--- BEGIN Supplied material ---

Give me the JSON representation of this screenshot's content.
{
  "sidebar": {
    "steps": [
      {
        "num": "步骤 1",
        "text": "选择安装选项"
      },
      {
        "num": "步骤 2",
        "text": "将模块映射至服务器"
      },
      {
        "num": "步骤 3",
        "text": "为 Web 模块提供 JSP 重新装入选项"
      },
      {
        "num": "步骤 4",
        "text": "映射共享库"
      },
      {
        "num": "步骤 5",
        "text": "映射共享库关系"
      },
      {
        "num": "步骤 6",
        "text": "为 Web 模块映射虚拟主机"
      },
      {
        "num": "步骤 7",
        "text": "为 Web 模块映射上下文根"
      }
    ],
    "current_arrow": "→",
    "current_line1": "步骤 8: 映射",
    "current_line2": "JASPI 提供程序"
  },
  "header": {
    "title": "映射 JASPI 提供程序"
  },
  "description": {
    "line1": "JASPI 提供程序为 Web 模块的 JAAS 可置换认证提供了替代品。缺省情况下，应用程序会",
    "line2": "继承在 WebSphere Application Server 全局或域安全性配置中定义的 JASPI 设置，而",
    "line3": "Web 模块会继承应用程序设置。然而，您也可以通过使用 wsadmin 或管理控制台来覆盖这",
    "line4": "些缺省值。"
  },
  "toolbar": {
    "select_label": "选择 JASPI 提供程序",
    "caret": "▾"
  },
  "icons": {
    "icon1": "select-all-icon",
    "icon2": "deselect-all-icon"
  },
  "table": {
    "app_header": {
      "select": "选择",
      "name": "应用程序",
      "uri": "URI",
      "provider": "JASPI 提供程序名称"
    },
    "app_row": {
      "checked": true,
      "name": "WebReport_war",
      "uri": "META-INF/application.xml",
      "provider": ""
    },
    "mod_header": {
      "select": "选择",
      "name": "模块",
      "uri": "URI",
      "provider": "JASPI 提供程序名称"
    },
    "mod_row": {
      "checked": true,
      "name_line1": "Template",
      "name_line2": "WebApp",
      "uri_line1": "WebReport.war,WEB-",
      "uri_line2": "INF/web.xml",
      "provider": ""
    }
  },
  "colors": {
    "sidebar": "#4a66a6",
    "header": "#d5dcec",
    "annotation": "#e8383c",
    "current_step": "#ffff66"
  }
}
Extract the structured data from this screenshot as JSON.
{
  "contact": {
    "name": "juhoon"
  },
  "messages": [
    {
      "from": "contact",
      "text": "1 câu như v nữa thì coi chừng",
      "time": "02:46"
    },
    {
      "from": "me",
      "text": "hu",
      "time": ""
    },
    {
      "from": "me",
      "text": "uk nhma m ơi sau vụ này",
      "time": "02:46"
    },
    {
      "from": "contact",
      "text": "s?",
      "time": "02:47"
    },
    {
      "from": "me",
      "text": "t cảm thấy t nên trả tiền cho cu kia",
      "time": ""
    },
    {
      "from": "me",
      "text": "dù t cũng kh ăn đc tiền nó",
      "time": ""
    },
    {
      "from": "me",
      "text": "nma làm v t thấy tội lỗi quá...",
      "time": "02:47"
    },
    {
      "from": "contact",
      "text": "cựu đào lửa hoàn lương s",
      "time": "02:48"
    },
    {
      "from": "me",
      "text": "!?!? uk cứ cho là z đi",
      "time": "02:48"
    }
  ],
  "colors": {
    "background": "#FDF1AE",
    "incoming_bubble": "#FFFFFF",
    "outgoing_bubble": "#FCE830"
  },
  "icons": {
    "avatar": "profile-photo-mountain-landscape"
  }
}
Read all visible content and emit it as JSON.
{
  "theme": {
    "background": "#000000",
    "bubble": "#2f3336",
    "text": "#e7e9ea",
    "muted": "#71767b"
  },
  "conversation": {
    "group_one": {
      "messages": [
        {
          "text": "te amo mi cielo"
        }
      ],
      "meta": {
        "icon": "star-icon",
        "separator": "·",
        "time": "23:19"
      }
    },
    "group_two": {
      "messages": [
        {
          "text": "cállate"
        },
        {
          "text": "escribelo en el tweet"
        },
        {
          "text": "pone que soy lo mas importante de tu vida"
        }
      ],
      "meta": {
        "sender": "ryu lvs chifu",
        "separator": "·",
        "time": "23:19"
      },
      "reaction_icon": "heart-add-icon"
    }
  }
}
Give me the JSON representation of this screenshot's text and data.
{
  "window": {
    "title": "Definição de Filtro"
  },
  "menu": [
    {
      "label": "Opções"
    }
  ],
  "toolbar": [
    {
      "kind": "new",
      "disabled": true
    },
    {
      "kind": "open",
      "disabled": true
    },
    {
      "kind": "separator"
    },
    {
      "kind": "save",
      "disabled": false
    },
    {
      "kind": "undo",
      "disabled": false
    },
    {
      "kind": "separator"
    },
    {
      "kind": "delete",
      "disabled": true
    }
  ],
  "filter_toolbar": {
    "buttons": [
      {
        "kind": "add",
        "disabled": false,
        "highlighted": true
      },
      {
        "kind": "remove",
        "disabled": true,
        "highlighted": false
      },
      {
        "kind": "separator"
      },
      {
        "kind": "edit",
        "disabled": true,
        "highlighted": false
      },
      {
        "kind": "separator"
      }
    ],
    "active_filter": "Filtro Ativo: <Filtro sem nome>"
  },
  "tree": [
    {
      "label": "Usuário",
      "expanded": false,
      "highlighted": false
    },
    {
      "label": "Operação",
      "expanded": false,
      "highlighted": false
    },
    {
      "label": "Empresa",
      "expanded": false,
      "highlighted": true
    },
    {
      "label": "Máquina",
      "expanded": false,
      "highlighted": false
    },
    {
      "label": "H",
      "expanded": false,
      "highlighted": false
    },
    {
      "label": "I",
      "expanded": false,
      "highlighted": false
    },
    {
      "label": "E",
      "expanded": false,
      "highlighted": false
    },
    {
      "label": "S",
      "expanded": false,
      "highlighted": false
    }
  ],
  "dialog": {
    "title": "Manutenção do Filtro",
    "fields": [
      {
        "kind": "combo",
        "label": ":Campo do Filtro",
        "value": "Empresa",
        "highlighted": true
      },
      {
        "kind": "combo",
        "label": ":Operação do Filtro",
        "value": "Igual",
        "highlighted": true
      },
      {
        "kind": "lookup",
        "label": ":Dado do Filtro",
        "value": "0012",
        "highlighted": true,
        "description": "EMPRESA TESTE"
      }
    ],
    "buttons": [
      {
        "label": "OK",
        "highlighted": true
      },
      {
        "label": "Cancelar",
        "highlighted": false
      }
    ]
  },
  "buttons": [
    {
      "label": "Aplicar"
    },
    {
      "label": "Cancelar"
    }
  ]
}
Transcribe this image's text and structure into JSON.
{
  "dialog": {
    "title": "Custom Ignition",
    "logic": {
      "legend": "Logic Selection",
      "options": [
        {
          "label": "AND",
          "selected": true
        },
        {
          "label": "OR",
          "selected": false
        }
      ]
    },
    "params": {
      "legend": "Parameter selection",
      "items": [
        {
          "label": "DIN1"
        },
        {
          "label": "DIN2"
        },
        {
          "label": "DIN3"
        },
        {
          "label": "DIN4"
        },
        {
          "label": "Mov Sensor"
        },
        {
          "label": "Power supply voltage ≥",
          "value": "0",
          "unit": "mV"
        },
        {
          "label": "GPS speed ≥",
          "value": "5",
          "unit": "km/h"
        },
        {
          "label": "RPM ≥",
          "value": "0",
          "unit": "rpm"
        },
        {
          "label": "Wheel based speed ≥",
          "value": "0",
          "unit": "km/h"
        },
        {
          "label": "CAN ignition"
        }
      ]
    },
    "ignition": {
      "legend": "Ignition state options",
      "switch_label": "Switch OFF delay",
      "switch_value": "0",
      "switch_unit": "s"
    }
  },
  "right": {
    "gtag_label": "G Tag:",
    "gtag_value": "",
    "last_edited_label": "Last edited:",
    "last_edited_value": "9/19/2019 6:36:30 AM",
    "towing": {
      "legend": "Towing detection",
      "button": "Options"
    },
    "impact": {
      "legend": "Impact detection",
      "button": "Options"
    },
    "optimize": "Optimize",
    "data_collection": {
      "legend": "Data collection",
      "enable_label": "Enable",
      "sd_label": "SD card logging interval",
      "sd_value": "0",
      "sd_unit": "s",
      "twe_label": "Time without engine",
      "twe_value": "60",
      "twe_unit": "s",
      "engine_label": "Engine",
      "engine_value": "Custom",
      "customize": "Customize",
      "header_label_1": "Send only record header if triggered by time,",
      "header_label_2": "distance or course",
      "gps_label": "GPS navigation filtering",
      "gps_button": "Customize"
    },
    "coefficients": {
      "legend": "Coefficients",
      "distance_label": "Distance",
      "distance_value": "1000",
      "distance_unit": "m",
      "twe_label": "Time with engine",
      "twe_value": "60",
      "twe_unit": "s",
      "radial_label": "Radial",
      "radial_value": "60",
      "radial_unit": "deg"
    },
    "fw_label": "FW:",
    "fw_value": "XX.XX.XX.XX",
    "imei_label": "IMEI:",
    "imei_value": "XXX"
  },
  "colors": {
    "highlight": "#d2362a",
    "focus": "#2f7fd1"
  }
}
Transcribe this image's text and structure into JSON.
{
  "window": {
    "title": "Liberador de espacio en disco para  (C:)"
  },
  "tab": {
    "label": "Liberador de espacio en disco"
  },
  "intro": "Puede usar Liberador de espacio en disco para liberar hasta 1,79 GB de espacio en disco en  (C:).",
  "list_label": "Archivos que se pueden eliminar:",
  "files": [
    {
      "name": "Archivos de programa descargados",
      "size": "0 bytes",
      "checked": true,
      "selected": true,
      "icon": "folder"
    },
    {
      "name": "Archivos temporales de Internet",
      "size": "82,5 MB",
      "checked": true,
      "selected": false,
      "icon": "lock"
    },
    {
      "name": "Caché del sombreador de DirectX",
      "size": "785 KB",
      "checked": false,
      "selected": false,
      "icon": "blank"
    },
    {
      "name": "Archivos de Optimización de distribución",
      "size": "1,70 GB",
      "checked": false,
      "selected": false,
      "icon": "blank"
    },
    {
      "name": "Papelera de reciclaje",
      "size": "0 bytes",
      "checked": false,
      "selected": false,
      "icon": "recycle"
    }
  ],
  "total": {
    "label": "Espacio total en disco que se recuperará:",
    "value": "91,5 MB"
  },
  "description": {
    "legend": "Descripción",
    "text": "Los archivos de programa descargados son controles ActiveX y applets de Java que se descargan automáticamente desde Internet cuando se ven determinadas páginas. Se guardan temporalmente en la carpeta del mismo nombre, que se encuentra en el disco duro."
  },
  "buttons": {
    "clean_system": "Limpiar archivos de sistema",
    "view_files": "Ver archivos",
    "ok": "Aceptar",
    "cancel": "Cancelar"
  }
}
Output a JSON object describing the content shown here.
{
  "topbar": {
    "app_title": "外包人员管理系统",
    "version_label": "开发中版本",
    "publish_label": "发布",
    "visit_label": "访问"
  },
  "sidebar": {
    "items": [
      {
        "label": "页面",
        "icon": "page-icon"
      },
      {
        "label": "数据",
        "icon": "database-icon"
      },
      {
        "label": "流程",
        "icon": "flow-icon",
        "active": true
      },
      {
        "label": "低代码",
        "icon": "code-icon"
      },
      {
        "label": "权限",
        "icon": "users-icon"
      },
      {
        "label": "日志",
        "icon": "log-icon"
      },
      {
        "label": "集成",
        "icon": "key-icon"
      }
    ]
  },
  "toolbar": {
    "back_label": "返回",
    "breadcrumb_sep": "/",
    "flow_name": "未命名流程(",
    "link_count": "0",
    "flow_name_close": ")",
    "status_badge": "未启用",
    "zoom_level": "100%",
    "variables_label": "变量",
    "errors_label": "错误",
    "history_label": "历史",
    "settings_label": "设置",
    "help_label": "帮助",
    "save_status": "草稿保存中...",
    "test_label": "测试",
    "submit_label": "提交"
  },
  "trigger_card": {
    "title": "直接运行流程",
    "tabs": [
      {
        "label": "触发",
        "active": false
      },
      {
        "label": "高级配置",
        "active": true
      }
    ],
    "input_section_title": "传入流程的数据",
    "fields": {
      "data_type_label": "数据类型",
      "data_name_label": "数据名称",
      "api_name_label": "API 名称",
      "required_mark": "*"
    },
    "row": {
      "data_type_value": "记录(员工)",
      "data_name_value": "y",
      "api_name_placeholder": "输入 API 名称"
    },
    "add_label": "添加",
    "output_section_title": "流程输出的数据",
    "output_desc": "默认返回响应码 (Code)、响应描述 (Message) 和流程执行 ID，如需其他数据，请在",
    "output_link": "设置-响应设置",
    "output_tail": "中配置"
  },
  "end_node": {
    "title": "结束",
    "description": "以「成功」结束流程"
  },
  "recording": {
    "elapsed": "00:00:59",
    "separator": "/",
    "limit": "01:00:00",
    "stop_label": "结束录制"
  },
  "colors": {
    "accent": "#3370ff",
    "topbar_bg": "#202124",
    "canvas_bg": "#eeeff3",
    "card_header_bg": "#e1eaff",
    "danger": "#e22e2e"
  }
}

--- END Supplied material ---

**What you will do:** Work through the data and report how many of its lines hold the word "descargados", giving only the figure.

**Exercise response:** 2